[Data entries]
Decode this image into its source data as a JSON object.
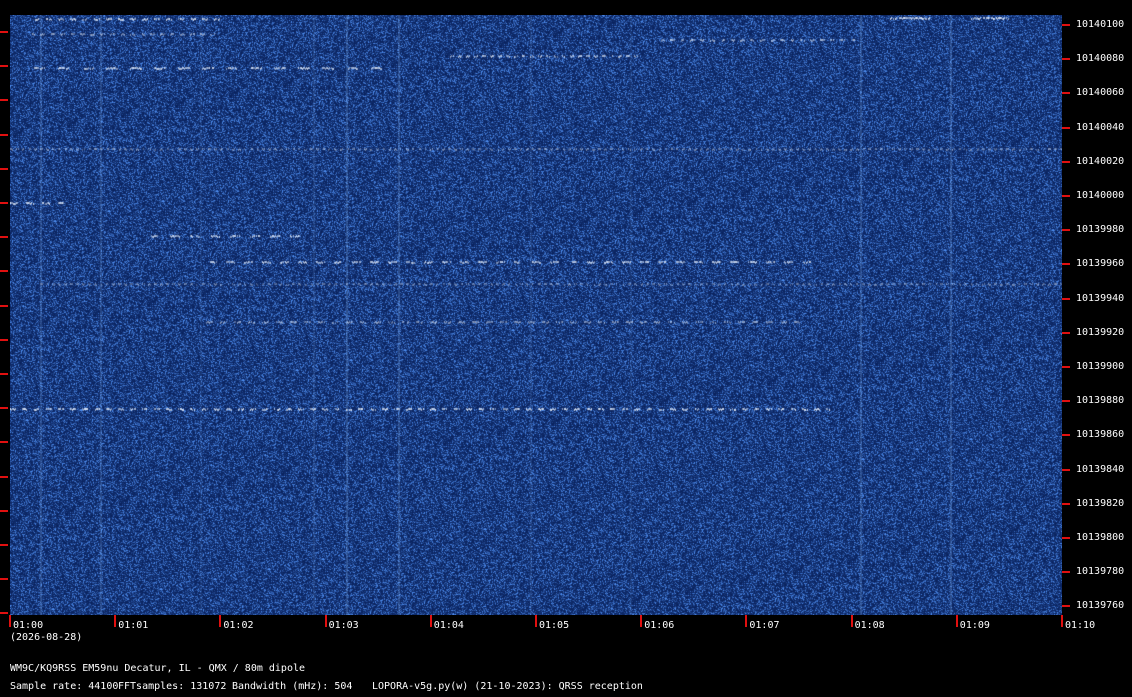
{
  "waterfall": {
    "date": "(2026-08-28)",
    "time_labels": [
      "01:00",
      "01:01",
      "01:02",
      "01:03",
      "01:04",
      "01:05",
      "01:06",
      "01:07",
      "01:08",
      "01:09",
      "01:10"
    ],
    "freq_labels": [
      "10140100",
      "10140080",
      "10140060",
      "10140040",
      "10140020",
      "10140000",
      "10139980",
      "10139960",
      "10139940",
      "10139920",
      "10139900",
      "10139880",
      "10139860",
      "10139840",
      "10139820",
      "10139800",
      "10139780",
      "10139760"
    ],
    "accent_color": "#e01010",
    "background_color": "#0f2c6e"
  },
  "footer": {
    "station": "WM9C/KQ9RSS EM59nu Decatur, IL - QMX / 80m dipole",
    "sample_rate": "Sample rate: 44100",
    "fft_samples": "FFTsamples: 131072",
    "bandwidth": "Bandwidth (mHz): 504",
    "software": "LOPORA-v5g.py(w) (21-10-2023): QRSS reception"
  }
}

• **WHAT YOU WILL DO**
Reproduce every line precisely as given, omitting all pictures.

• **WRITTEN SOLUTION**
Decode this image into its source data as a JSON object.
{
  "waterfall": {
    "date": "(2026-08-28)",
    "time_labels": [
      "01:00",
      "01:01",
      "01:02",
      "01:03",
      "01:04",
      "01:05",
      "01:06",
      "01:07",
      "01:08",
      "01:09",
      "01:10"
    ],
    "freq_labels": [
      "10140100",
      "10140080",
      "10140060",
      "10140040",
      "10140020",
      "10140000",
      "10139980",
      "10139960",
      "10139940",
      "10139920",
      "10139900",
      "10139880",
      "10139860",
      "10139840",
      "10139820",
      "10139800",
      "10139780",
      "10139760"
    ],
    "accent_color": "#e01010",
    "background_color": "#0f2c6e"
  },
  "footer": {
    "station": "WM9C/KQ9RSS EM59nu Decatur, IL - QMX / 80m dipole",
    "sample_rate": "Sample rate: 44100",
    "fft_samples": "FFTsamples: 131072",
    "bandwidth": "Bandwidth (mHz): 504",
    "software": "LOPORA-v5g.py(w) (21-10-2023): QRSS reception"
  }
}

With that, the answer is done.